Saved entries
begin

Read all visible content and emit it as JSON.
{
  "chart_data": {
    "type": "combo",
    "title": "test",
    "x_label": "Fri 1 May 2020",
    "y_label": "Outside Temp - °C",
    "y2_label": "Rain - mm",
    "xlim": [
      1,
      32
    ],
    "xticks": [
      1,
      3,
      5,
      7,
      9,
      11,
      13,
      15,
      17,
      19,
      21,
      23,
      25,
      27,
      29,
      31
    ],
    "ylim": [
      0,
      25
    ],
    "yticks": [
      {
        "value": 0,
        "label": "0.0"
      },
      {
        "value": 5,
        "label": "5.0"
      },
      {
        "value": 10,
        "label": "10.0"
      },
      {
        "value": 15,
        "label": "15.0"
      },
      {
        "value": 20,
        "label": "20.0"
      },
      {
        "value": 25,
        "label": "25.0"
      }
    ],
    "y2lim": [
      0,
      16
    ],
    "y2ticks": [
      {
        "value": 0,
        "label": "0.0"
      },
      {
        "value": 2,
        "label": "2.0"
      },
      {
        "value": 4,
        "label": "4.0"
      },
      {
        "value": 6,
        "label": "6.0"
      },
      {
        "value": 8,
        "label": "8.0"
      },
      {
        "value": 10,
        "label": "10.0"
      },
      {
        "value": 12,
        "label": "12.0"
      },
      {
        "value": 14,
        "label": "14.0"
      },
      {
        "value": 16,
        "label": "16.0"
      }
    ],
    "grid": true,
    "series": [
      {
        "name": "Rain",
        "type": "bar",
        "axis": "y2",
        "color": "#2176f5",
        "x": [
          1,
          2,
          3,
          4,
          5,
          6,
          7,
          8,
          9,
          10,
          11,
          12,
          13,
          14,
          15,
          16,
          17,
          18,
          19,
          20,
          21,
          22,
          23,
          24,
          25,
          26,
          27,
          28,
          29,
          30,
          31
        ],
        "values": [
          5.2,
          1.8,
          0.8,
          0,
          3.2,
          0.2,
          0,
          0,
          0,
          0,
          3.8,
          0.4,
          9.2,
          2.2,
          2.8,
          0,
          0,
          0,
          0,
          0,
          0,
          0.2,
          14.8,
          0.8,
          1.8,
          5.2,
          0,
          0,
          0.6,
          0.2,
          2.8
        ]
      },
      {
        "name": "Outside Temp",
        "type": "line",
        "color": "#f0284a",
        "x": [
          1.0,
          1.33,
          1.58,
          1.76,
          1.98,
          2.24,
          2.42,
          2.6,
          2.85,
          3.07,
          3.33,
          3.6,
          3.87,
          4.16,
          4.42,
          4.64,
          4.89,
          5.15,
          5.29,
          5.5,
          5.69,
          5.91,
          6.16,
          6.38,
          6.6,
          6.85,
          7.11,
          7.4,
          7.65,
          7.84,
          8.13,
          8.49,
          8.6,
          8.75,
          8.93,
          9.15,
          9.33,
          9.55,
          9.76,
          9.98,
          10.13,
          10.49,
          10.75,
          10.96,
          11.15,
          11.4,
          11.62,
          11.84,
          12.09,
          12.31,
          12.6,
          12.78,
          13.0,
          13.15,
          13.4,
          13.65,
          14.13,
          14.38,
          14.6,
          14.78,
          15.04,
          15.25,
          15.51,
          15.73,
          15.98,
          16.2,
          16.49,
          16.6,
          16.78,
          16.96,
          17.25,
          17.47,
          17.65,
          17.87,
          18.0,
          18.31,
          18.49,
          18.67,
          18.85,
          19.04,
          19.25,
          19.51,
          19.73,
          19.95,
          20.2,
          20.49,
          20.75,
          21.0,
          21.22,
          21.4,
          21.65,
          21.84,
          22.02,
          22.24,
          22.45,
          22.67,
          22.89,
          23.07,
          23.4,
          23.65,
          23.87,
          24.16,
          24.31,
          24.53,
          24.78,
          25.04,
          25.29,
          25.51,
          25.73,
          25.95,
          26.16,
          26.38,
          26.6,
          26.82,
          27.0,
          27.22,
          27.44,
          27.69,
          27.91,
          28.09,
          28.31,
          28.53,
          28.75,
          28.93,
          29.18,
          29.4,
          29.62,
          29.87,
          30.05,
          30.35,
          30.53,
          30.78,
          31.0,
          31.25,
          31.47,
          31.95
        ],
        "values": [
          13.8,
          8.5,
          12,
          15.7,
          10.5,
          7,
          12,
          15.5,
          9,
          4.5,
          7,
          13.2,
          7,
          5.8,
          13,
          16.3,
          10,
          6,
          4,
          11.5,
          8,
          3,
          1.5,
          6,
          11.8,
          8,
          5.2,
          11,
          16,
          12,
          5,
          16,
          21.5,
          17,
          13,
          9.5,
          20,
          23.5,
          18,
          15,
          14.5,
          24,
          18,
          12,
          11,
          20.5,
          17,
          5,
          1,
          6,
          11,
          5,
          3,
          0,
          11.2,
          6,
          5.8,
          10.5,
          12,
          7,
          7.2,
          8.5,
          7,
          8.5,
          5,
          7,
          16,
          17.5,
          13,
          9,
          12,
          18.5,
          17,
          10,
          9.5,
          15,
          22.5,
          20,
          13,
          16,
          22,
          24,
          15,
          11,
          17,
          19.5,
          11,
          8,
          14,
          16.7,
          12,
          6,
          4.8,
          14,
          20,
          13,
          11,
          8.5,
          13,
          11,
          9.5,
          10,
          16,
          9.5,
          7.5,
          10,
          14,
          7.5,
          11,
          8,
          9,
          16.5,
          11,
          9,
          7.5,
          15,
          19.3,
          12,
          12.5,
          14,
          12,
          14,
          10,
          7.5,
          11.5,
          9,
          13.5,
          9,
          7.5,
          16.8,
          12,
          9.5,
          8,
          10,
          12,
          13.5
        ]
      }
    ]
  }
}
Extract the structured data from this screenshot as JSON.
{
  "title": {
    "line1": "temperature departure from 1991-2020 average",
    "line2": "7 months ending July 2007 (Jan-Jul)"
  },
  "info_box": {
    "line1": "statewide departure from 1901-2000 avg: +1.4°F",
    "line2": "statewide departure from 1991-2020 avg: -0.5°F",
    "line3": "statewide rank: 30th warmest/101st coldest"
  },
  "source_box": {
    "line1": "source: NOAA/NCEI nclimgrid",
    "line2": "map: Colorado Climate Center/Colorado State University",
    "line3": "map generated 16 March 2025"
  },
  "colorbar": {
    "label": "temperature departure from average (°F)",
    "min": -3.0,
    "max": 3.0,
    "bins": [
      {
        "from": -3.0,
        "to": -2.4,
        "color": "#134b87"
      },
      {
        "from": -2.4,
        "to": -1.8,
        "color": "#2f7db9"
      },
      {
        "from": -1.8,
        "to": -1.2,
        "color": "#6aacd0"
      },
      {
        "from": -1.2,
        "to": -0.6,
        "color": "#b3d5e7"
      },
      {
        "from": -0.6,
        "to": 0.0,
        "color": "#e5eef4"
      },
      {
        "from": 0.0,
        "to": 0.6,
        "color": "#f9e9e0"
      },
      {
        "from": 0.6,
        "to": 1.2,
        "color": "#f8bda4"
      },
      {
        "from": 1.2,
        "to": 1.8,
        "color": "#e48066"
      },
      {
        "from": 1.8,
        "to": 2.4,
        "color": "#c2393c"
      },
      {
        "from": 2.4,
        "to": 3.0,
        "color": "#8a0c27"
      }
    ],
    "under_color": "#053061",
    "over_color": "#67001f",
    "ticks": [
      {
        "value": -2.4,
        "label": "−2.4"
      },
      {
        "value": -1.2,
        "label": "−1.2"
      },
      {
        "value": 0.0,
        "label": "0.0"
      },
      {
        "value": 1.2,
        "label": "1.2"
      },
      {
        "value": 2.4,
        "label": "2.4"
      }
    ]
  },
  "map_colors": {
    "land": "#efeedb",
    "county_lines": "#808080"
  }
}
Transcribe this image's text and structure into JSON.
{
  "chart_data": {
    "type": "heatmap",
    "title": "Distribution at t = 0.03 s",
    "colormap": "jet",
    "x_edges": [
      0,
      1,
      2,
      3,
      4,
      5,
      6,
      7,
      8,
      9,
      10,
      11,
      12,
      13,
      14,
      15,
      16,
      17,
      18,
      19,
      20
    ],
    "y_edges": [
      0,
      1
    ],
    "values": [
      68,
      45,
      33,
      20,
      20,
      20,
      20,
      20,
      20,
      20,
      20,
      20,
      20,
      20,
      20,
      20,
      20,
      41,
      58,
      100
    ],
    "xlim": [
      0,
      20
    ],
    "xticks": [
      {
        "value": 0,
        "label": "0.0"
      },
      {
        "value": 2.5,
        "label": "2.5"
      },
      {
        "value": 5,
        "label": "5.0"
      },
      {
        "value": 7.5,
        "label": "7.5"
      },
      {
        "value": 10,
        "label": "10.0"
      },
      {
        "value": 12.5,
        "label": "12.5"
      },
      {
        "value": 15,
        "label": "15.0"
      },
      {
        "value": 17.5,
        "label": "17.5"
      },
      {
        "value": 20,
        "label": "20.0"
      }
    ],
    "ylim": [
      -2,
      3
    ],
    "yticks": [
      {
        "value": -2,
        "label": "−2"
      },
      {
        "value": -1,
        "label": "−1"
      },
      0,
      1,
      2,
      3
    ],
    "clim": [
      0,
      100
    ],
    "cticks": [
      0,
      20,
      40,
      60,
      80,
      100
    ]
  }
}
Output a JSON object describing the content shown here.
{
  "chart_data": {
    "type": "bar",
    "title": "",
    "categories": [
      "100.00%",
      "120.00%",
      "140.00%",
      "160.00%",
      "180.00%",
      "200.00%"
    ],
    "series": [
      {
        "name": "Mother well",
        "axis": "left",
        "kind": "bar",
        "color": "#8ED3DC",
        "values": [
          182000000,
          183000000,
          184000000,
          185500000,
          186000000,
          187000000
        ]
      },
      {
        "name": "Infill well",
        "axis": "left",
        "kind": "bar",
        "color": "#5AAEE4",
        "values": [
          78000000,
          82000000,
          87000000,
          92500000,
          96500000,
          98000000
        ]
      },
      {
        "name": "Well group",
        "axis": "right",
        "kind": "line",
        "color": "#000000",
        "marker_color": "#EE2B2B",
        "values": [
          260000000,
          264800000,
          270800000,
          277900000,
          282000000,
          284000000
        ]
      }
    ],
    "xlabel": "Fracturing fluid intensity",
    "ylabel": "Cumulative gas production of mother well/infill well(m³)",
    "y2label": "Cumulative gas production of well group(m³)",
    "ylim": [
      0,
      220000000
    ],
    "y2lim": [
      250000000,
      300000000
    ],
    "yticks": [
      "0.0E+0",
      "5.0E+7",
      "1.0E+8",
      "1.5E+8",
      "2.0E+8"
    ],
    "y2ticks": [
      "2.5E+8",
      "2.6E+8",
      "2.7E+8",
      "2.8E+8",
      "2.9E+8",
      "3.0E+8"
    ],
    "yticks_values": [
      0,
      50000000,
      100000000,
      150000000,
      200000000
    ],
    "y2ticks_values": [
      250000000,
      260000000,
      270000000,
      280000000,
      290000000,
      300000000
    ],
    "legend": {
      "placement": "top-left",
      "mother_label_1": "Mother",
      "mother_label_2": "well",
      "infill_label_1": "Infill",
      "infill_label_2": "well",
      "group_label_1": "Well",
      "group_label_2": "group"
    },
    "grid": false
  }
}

end

**DIRECTIONS FOR THIS TASK**
Filter the entries down to the lines containing "Outside". Copy each of those lines.

**RESULT OF THE EXERCISE**
    "y_label": "Outside Temp - °C",
        "name": "Outside Temp",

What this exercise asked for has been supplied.